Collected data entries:
══════════════════════════════

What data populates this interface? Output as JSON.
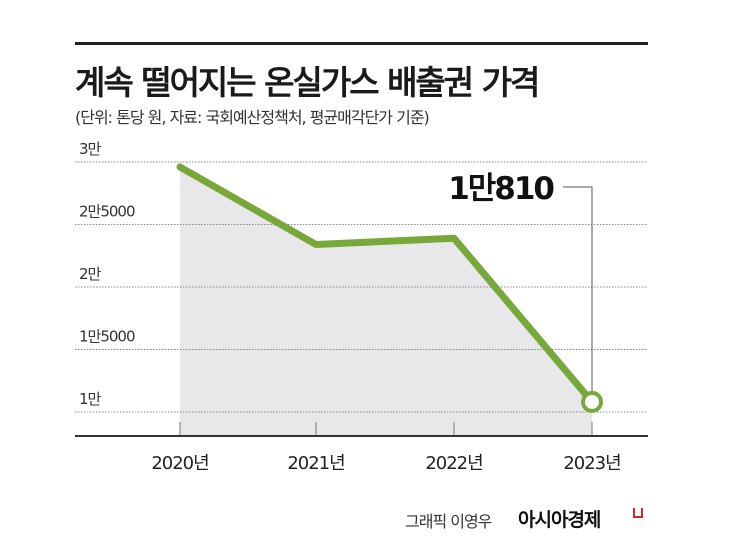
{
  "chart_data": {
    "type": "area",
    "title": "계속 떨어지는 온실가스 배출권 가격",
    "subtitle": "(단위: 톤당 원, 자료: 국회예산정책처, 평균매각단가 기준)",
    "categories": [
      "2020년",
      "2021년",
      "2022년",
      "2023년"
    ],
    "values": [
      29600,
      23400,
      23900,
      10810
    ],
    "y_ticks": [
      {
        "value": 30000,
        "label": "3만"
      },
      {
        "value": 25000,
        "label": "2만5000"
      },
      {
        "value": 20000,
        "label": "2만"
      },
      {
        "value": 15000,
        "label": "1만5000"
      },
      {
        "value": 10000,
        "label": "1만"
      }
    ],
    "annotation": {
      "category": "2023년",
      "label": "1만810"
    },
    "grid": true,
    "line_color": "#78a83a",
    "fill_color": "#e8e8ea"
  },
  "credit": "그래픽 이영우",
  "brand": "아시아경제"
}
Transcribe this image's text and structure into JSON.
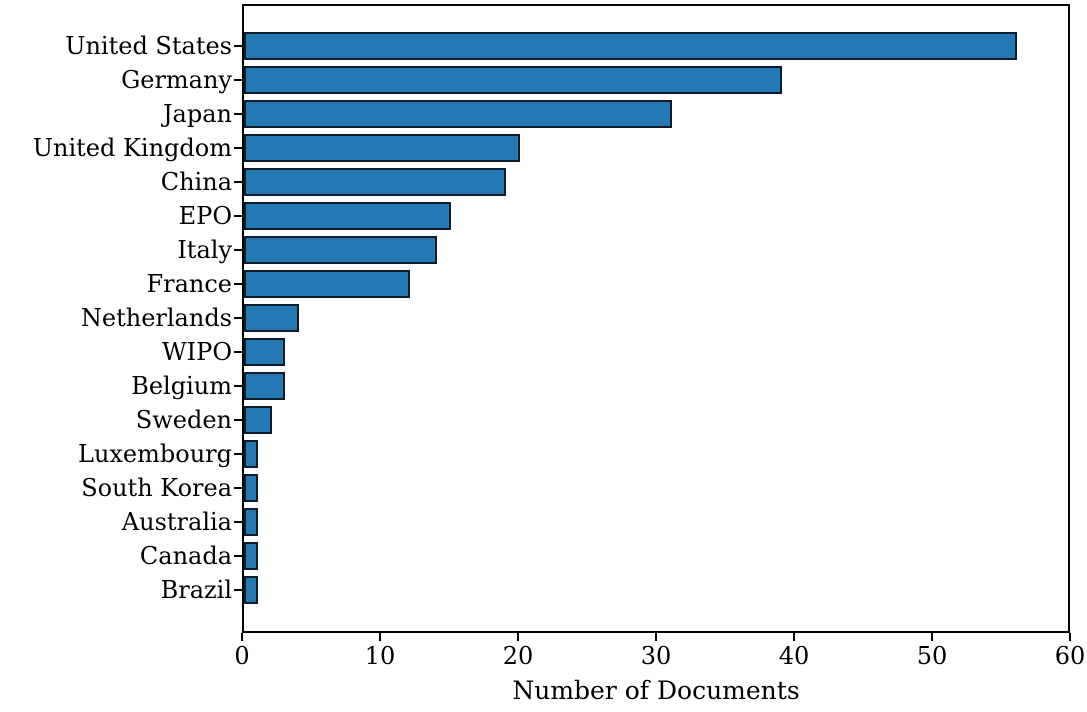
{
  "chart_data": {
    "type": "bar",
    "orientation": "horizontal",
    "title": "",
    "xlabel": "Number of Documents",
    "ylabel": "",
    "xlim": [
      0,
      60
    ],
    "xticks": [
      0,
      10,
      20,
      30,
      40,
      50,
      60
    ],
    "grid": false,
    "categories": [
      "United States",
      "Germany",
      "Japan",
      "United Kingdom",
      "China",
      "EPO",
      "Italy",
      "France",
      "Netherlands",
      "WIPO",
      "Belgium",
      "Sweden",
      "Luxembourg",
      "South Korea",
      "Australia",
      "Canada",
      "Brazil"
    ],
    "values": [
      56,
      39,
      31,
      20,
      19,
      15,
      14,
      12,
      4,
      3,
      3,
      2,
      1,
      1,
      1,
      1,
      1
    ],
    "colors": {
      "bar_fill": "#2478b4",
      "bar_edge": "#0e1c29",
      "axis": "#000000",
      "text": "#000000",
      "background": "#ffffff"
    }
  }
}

══════════════════════════════

THE EXERCISE - Among the lines of the material, find those that hold the word "this" and copy them.

CORRECT ANSWER -
What data populates this interface? Output as JSON.
Transcribe this image's text and structure into JSON.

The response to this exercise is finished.